=== GIVEN TASK ===
Reply only with how many lines contain the word "Europe".

=== RECORDS SHOWN ===
—————

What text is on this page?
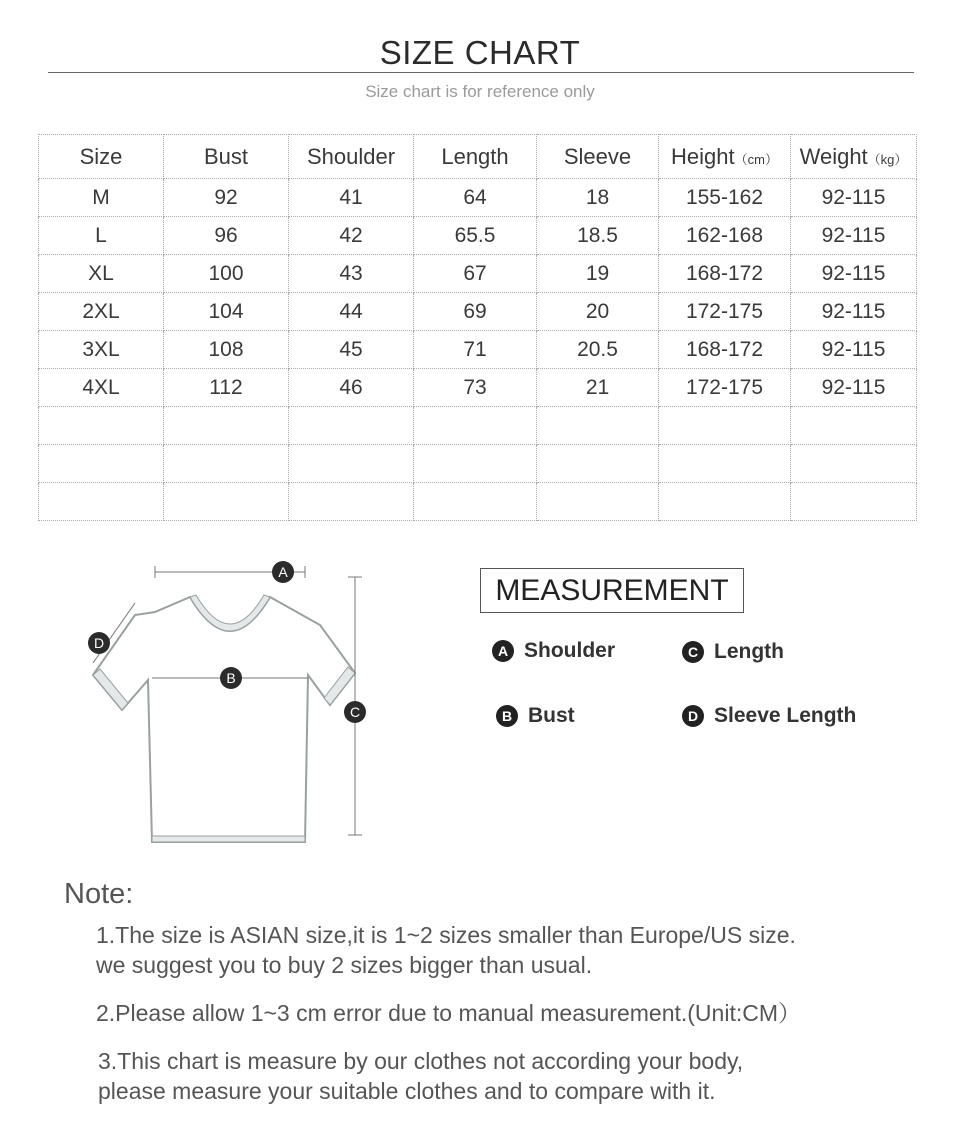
SIZE CHART
Size chart is for reference only
Size	Bust	Shoulder	Length	Sleeve	Height（cm）	Weight（kg）
M	92	41	64	18	155-162	92-115
L	96	42	65.5	18.5	162-168	92-115
XL	100	43	67	19	168-172	92-115
2XL	104	44	69	20	172-175	92-115
3XL	108	45	71	20.5	168-172	92-115
4XL	112	46	73	21	172-175	92-115

A
B
C
D
MEASUREMENT
A Shoulder	C Length
B Bust	D Sleeve Length
Note:
1.The size is ASIAN size,it is 1~2 sizes smaller than Europe/US size.
we suggest you to buy 2 sizes bigger than usual.
2.Please allow 1~3 cm error due to manual measurement.(Unit:CM）
3.This chart is measure by our clothes not according your body,
please measure your suitable clothes and to compare with it.
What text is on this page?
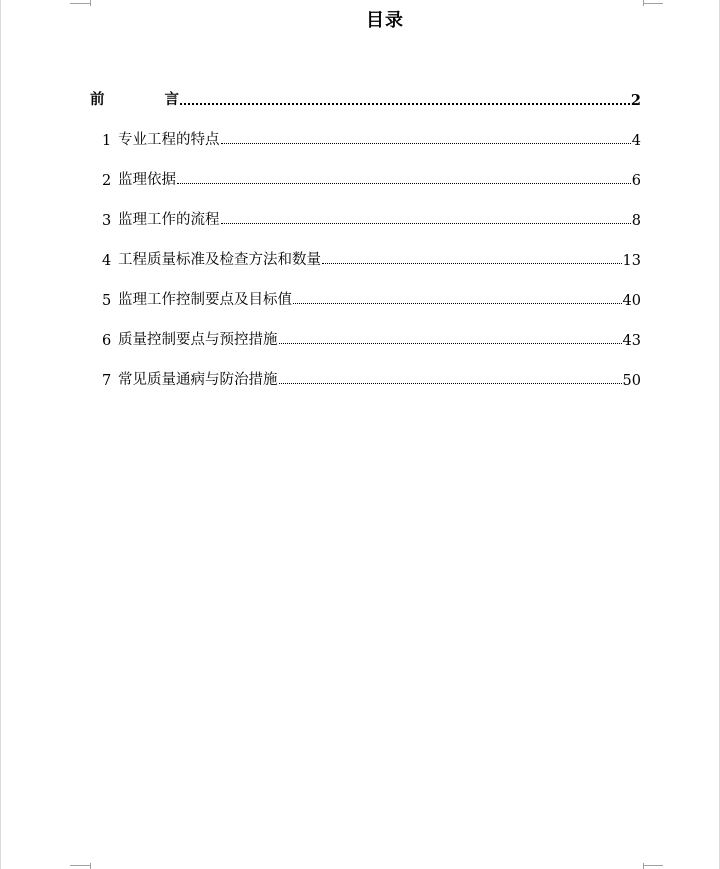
目录
前	言	2
1 专业工程的特点	4
2 监理依据	6
3 监理工作的流程	8
4 工程质量标准及检查方法和数量	13
5 监理工作控制要点及目标值	40
6 质量控制要点与预控措施	43
7 常见质量通病与防治措施	50
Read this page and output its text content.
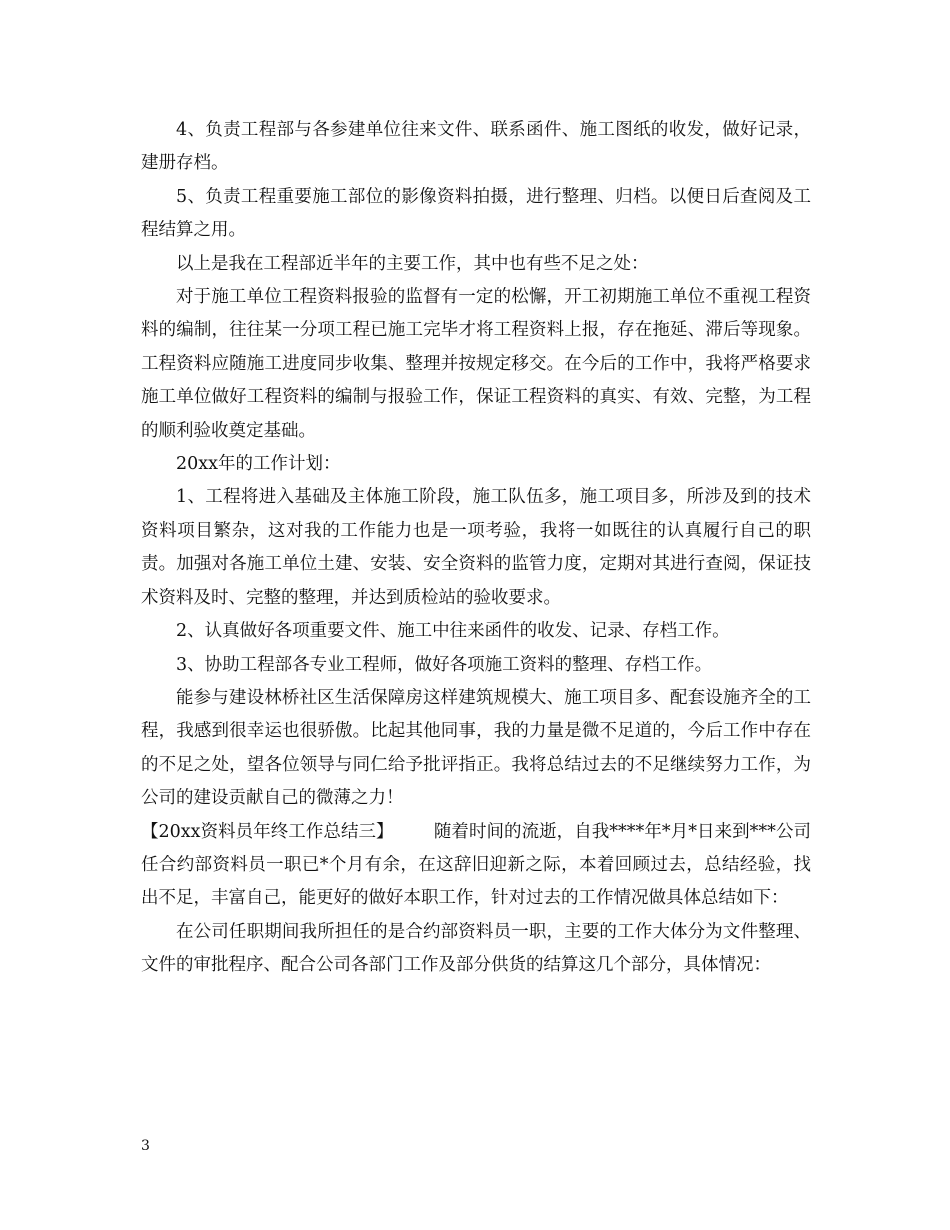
4、负责工程部与各参建单位往来文件、联系函件、施工图纸的收发，做好记录，建册存档。

5、负责工程重要施工部位的影像资料拍摄，进行整理、归档。以便日后查阅及工程结算之用。

以上是我在工程部近半年的主要工作，其中也有些不足之处：

对于施工单位工程资料报验的监督有一定的松懈，开工初期施工单位不重视工程资料的编制，往往某一分项工程已施工完毕才将工程资料上报，存在拖延、滞后等现象。工程资料应随施工进度同步收集、整理并按规定移交。在今后的工作中，我将严格要求施工单位做好工程资料的编制与报验工作，保证工程资料的真实、有效、完整，为工程的顺利验收奠定基础。

20xx年的工作计划：

1、工程将进入基础及主体施工阶段，施工队伍多，施工项目多，所涉及到的技术资料项目繁杂，这对我的工作能力也是一项考验，我将一如既往的认真履行自己的职责。加强对各施工单位土建、安装、安全资料的监管力度，定期对其进行查阅，保证技术资料及时、完整的整理，并达到质检站的验收要求。

2、认真做好各项重要文件、施工中往来函件的收发、记录、存档工作。

3、协助工程部各专业工程师，做好各项施工资料的整理、存档工作。

能参与建设林桥社区生活保障房这样建筑规模大、施工项目多、配套设施齐全的工程，我感到很幸运也很骄傲。比起其他同事，我的力量是微不足道的，今后工作中存在的不足之处，望各位领导与同仁给予批评指正。我将总结过去的不足继续努力工作，为公司的建设贡献自己的微薄之力！

【20xx资料员年终工作总结三】 随着时间的流逝，自我****年*月*日来到***公司任合约部资料员一职已*个月有余，在这辞旧迎新之际，本着回顾过去，总结经验，找出不足，丰富自己，能更好的做好本职工作，针对过去的工作情况做具体总结如下：

在公司任职期间我所担任的是合约部资料员一职，主要的工作大体分为文件整理、文件的审批程序、配合公司各部门工作及部分供货的结算这几个部分，具体情况：

3
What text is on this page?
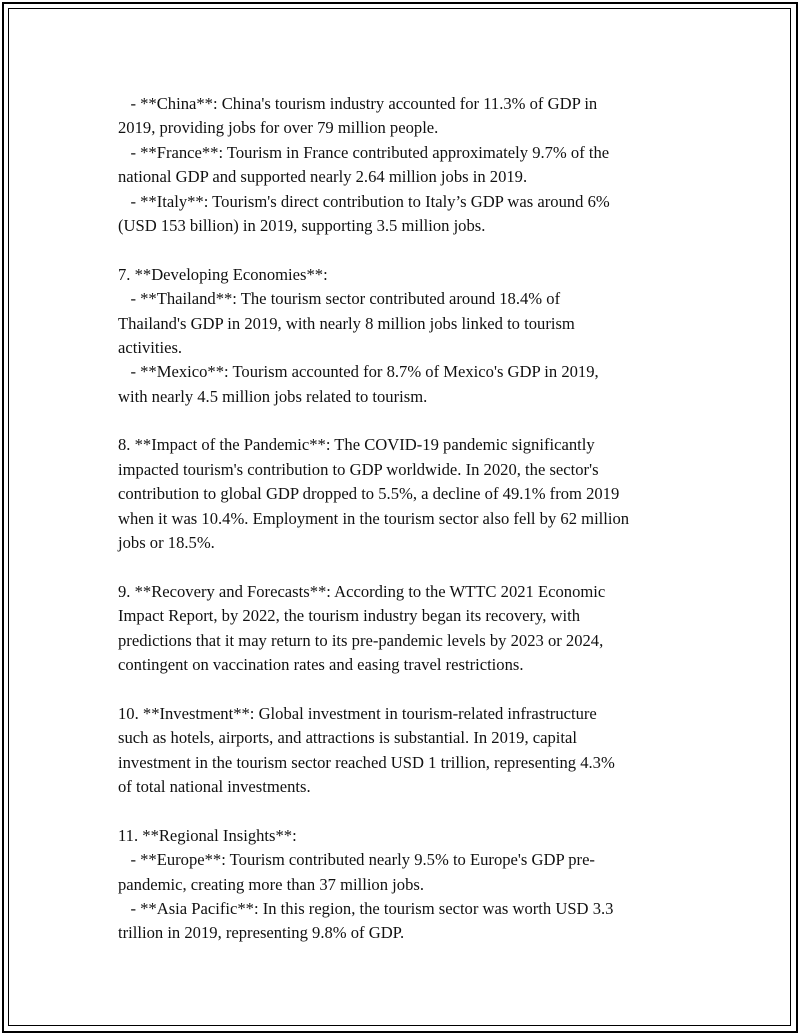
- **China**: China's tourism industry accounted for 11.3% of GDP in
2019, providing jobs for over 79 million people.
- **France**: Tourism in France contributed approximately 9.7% of the
national GDP and supported nearly 2.64 million jobs in 2019.
- **Italy**: Tourism's direct contribution to Italy’s GDP was around 6%
(USD 153 billion) in 2019, supporting 3.5 million jobs.
7. **Developing Economies**:
- **Thailand**: The tourism sector contributed around 18.4% of
Thailand's GDP in 2019, with nearly 8 million jobs linked to tourism
activities.
- **Mexico**: Tourism accounted for 8.7% of Mexico's GDP in 2019,
with nearly 4.5 million jobs related to tourism.
8. **Impact of the Pandemic**: The COVID-19 pandemic significantly
impacted tourism's contribution to GDP worldwide. In 2020, the sector's
contribution to global GDP dropped to 5.5%, a decline of 49.1% from 2019
when it was 10.4%. Employment in the tourism sector also fell by 62 million
jobs or 18.5%.
9. **Recovery and Forecasts**: According to the WTTC 2021 Economic
Impact Report, by 2022, the tourism industry began its recovery, with
predictions that it may return to its pre-pandemic levels by 2023 or 2024,
contingent on vaccination rates and easing travel restrictions.
10. **Investment**: Global investment in tourism-related infrastructure
such as hotels, airports, and attractions is substantial. In 2019, capital
investment in the tourism sector reached USD 1 trillion, representing 4.3%
of total national investments.
11. **Regional Insights**:
- **Europe**: Tourism contributed nearly 9.5% to Europe's GDP pre-
pandemic, creating more than 37 million jobs.
- **Asia Pacific**: In this region, the tourism sector was worth USD 3.3
trillion in 2019, representing 9.8% of GDP.
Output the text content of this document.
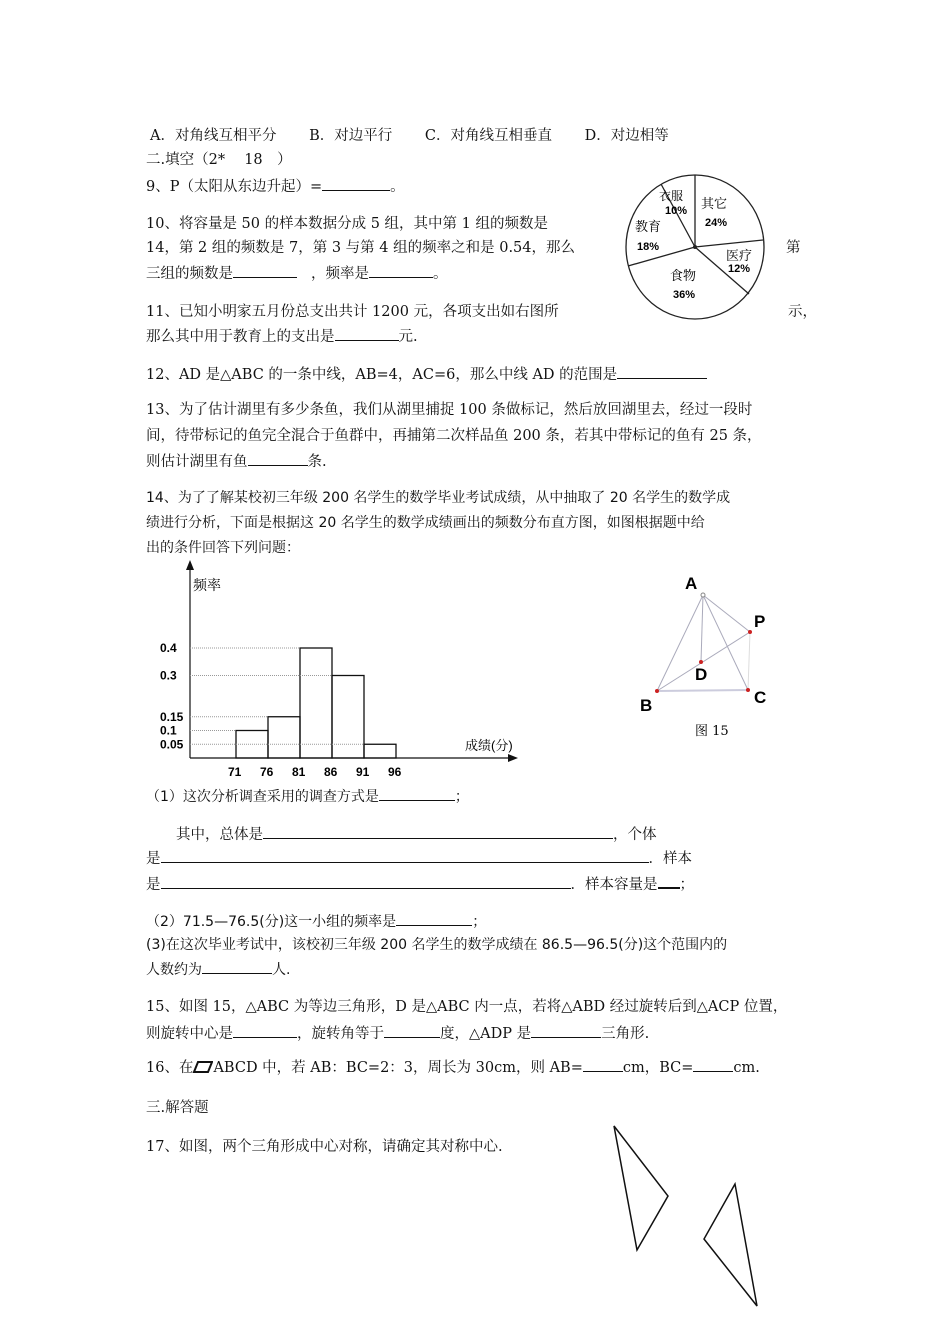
A．对角线互相平分 B．对边平行 C．对角线互相垂直 D．对边相等
二.填空（2*　 18　）
9、P（太阳从东边升起）=	。
10、将容量是 50 的样本数据分成 5 组，其中第 1 组的频数是
14，第 2 组的频数是 7，第 3 与第 4 组的频率之和是 0.54，那么	第
三组的频数是	，频率是	。
11、已知小明家五月份总支出共计 1200 元，各项支出如右图所	示，
那么其中用于教育上的支出是	元.
其它
24%
医疗
12%
食物
36%
教育
18%
衣服
10%
12、AD 是△ABC 的一条中线，AB=4，AC=6，那么中线 AD 的范围是
13、为了估计湖里有多少条鱼，我们从湖里捕捉 100 条做标记，然后放回湖里去，经过一段时
间，待带标记的鱼完全混合于鱼群中，再捕第二次样品鱼 200 条，若其中带标记的鱼有 25 条，
则估计湖里有鱼	条.
14、为了了解某校初三年级 200 名学生的数学毕业考试成绩，从中抽取了 20 名学生的数学成
绩进行分析，下面是根据这 20 名学生的数学成绩画出的频数分布直方图，如图根据题中给
出的条件回答下列问题：
频率
成绩(分)
0.05
0.1
0.15
0.3
0.4
71 76 81 86 91 96
A
P
D
B	C
图 15
（1）这次分析调查采用的调查方式是	；
其中，总体是	，个体
是	．样本
是	．样本容量是 ；
（2）71.5—76.5(分)这一小组的频率是	；
(3)在这次毕业考试中，该校初三年级 200 名学生的数学成绩在 86.5—96.5(分)这个范围内的
人数约为	人.
15、如图 15，△ABC 为等边三角形，D 是△ABC 内一点，若将△ABD 经过旋转后到△ACP 位置，
则旋转中心是	，旋转角等于	度，△ADP 是	三角形.
16、在 ABCD 中，若 AB：BC=2：3，周长为 30cm，则 AB=	cm，BC=	cm.
三.解答题
17、如图，两个三角形成中心对称，请确定其对称中心.
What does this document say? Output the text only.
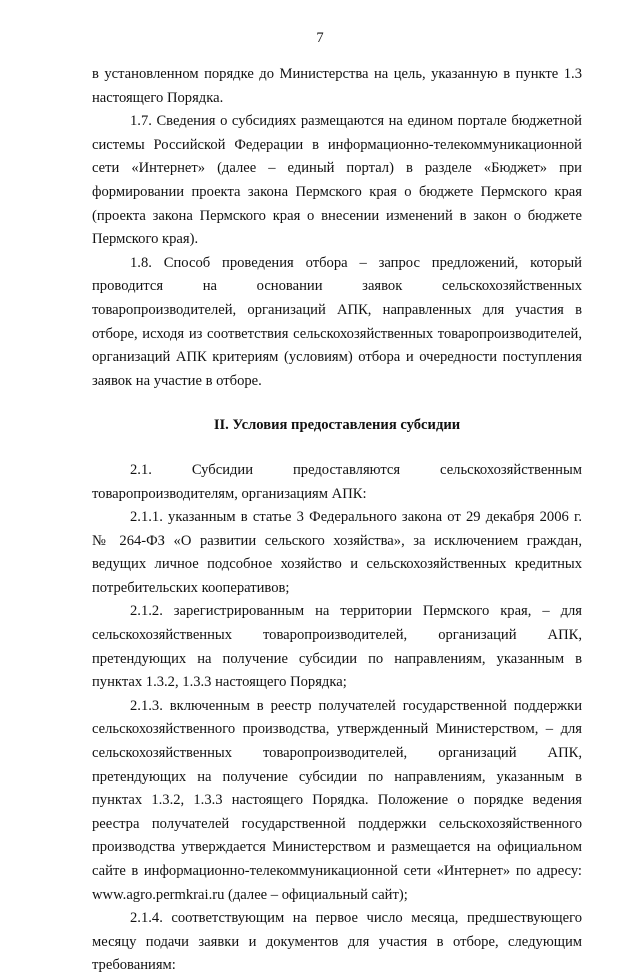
7

в установленном порядке до Министерства на цель, указанную в пункте 1.3 настоящего Порядка.

1.7. Сведения о субсидиях размещаются на едином портале бюджетной системы Российской Федерации в информационно-телекоммуникационной сети «Интернет» (далее – единый портал) в разделе «Бюджет» при формировании проекта закона Пермского края о бюджете Пермского края (проекта закона Пермского края о внесении изменений в закон о бюджете Пермского края).

1.8. Способ проведения отбора – запрос предложений, который проводится на основании заявок сельскохозяйственных товаропроизводителей, организаций АПК, направленных для участия в отборе, исходя из соответствия сельскохозяйственных товаропроизводителей, организаций АПК критериям (условиям) отбора и очередности поступления заявок на участие в отборе.

II. Условия предоставления субсидии

2.1. Субсидии предоставляются сельскохозяйственным товаропроизводителям, организациям АПК:

2.1.1. указанным в статье 3 Федерального закона от 29 декабря 2006 г. № 264-ФЗ «О развитии сельского хозяйства», за исключением граждан, ведущих личное подсобное хозяйство и сельскохозяйственных кредитных потребительских кооперативов;

2.1.2. зарегистрированным на территории Пермского края, – для сельскохозяйственных товаропроизводителей, организаций АПК, претендующих на получение субсидии по направлениям, указанным в пунктах 1.3.2, 1.3.3 настоящего Порядка;

2.1.3. включенным в реестр получателей государственной поддержки сельскохозяйственного производства, утвержденный Министерством, – для сельскохозяйственных товаропроизводителей, организаций АПК, претендующих на получение субсидии по направлениям, указанным в пунктах 1.3.2, 1.3.3 настоящего Порядка. Положение о порядке ведения реестра получателей государственной поддержки сельскохозяйственного производства утверждается Министерством и размещается на официальном сайте в информационно-телекоммуникационной сети «Интернет» по адресу: www.agro.permkrai.ru (далее – официальный сайт);

2.1.4. соответствующим на первое число месяца, предшествующего месяцу подачи заявки и документов для участия в отборе, следующим требованиям:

—————

=== RESPONSE BELOW ===
2